* _TASK TO COMPLETE_
From the listing below, extract each line containing the string "icon".

======== DATASET EXTRACT ========

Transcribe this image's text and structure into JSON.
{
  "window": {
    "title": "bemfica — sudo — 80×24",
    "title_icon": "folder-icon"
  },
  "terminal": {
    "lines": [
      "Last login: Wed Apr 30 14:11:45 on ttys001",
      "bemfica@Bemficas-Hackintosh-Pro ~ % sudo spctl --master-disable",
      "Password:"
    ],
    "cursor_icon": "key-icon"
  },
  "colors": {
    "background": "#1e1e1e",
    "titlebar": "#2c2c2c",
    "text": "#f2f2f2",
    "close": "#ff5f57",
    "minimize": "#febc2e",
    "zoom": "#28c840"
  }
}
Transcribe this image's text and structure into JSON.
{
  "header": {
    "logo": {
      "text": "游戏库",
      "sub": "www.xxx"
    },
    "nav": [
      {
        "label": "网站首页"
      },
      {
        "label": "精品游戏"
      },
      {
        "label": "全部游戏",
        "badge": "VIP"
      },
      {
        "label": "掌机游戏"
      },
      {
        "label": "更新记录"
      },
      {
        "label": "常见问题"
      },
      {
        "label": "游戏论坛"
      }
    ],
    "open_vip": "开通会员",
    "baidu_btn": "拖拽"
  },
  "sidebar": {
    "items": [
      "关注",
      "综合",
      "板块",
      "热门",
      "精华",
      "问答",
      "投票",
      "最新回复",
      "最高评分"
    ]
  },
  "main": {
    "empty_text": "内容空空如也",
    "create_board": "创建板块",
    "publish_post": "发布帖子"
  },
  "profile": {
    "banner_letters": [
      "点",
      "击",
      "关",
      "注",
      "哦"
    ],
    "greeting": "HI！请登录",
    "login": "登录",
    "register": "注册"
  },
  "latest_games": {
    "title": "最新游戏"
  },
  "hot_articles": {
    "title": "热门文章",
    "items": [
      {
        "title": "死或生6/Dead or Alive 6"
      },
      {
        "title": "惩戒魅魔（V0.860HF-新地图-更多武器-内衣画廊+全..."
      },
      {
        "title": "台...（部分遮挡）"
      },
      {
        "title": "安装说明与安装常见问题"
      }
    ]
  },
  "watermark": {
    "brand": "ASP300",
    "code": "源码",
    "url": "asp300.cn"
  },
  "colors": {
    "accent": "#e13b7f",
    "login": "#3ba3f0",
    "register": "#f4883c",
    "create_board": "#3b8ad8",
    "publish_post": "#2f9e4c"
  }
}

========

* _SOLUTION FOR THIS PROBLEM_
    "title_icon": "folder-icon"
    "cursor_icon": "key-icon"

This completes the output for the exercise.